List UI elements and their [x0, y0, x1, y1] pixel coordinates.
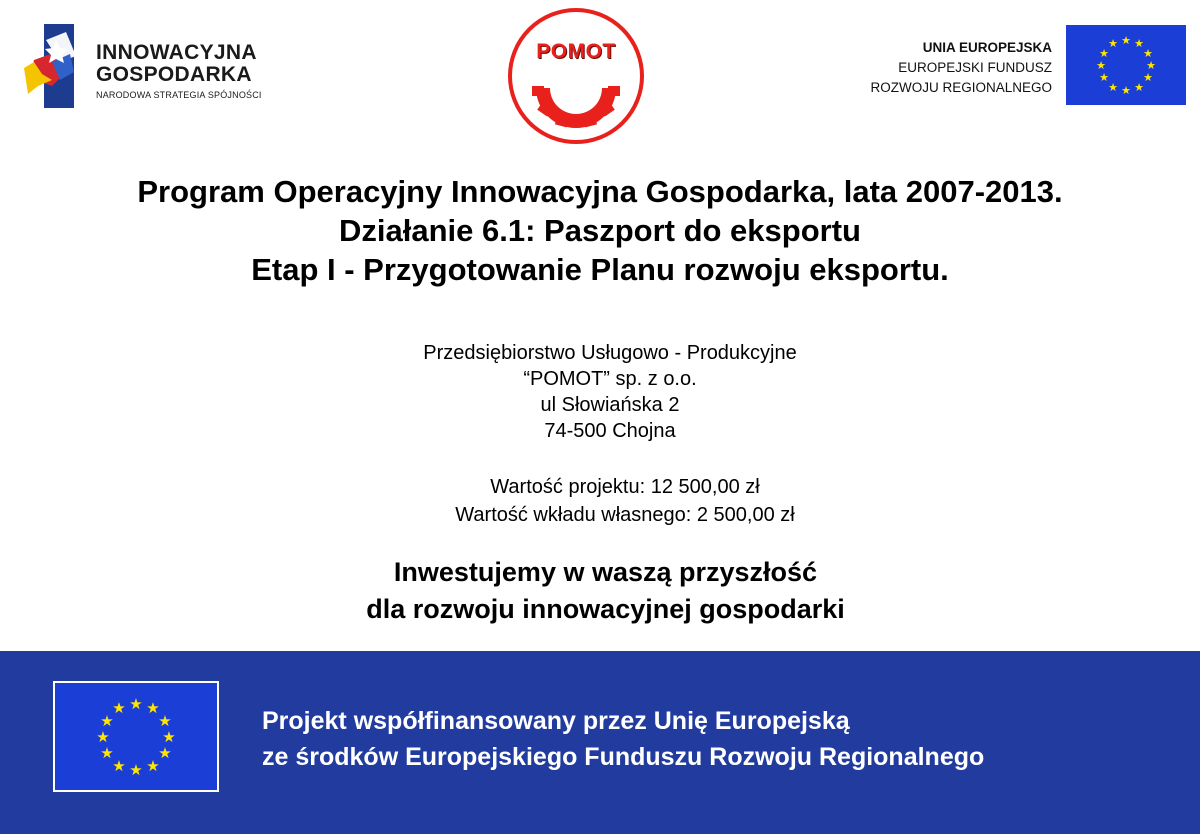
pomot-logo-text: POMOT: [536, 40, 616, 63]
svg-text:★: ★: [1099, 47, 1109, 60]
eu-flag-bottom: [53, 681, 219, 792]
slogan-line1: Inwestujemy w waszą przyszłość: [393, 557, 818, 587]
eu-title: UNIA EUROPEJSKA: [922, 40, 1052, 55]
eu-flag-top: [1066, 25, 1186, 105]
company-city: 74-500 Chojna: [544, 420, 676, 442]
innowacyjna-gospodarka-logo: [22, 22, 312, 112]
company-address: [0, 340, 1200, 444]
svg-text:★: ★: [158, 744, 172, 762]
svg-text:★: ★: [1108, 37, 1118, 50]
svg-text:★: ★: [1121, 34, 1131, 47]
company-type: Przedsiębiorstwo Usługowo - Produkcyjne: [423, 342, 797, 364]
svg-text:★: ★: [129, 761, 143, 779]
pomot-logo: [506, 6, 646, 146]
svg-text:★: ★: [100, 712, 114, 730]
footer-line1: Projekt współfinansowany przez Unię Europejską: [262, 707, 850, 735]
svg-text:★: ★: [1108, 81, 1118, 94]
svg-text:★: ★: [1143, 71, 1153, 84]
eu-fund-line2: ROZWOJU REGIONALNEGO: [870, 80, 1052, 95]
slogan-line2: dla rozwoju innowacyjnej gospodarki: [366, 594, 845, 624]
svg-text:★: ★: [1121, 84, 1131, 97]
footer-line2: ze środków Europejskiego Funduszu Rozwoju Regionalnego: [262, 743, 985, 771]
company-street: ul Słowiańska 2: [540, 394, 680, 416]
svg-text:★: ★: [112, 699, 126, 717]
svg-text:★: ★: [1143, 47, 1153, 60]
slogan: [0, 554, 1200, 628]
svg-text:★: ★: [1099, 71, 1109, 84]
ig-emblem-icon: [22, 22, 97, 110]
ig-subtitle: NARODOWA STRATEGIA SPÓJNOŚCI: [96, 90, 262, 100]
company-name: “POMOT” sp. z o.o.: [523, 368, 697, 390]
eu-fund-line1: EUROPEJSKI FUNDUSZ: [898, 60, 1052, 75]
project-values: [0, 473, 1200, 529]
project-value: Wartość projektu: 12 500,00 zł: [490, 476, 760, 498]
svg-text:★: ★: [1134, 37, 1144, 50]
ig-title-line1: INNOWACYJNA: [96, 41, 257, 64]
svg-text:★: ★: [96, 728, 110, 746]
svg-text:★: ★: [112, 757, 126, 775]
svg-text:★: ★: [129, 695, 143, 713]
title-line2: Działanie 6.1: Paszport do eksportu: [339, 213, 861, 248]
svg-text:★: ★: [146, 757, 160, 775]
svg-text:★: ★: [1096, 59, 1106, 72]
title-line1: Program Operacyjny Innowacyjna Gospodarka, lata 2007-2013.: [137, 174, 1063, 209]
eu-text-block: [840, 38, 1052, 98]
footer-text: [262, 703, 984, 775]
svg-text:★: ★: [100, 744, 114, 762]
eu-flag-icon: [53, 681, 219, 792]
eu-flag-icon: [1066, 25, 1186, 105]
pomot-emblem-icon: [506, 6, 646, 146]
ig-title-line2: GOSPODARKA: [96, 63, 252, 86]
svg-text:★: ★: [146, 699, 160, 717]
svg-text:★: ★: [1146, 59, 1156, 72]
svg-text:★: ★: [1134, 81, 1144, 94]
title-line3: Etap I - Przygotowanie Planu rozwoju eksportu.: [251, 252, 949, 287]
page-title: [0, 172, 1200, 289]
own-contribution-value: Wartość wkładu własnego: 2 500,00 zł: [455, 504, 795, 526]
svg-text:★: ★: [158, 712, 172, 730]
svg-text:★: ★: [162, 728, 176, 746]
--
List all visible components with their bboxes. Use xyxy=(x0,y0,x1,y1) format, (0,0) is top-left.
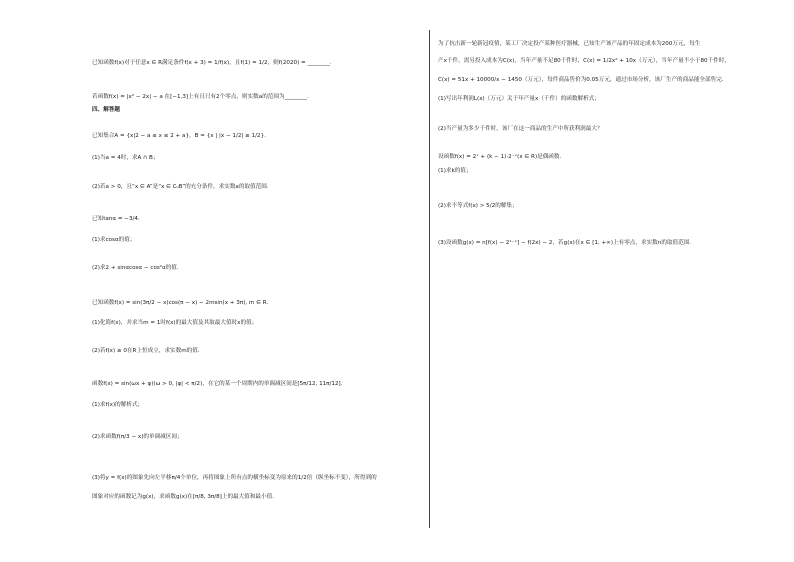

= Problem statement =
Can you reproduce the material between the lines holding "List UI elements" and "368, 697, 390]", inclusive, leaving the picture out of your answer?

= Complete answer =
List UI elements and their [x0, y0, x1, y1] pixel coordinates.
pomot-logo-text: POMOT: [536, 40, 616, 63]
svg-text:★: ★: [1099, 47, 1109, 60]
eu-flag-bottom: [53, 681, 219, 792]
slogan-line1: Inwestujemy w waszą przyszłość: [393, 557, 818, 587]
eu-title: UNIA EUROPEJSKA: [922, 40, 1052, 55]
eu-flag-top: [1066, 25, 1186, 105]
company-city: 74-500 Chojna: [544, 420, 676, 442]
innowacyjna-gospodarka-logo: [22, 22, 312, 112]
company-address: [0, 340, 1200, 444]
svg-text:★: ★: [158, 744, 172, 762]
svg-text:★: ★: [1108, 37, 1118, 50]
svg-text:★: ★: [1121, 34, 1131, 47]
company-type: Przedsiębiorstwo Usługowo - Produkcyjne: [423, 342, 797, 364]
svg-text:★: ★: [129, 761, 143, 779]
pomot-logo: [506, 6, 646, 146]
svg-text:★: ★: [100, 712, 114, 730]
footer-line1: Projekt współfinansowany przez Unię Europejską: [262, 707, 850, 735]
svg-text:★: ★: [1108, 81, 1118, 94]
svg-text:★: ★: [1143, 71, 1153, 84]
eu-fund-line2: ROZWOJU REGIONALNEGO: [870, 80, 1052, 95]
slogan-line2: dla rozwoju innowacyjnej gospodarki: [366, 594, 845, 624]
svg-text:★: ★: [1121, 84, 1131, 97]
footer-line2: ze środków Europejskiego Funduszu Rozwoju Regionalnego: [262, 743, 985, 771]
company-street: ul Słowiańska 2: [540, 394, 680, 416]
svg-text:★: ★: [112, 699, 126, 717]
svg-text:★: ★: [1143, 47, 1153, 60]
slogan: [0, 554, 1200, 628]
svg-text:★: ★: [1099, 71, 1109, 84]
ig-emblem-icon: [22, 22, 97, 110]
ig-subtitle: NARODOWA STRATEGIA SPÓJNOŚCI: [96, 90, 262, 100]
company-name: “POMOT” sp. z o.o.: [523, 368, 697, 390]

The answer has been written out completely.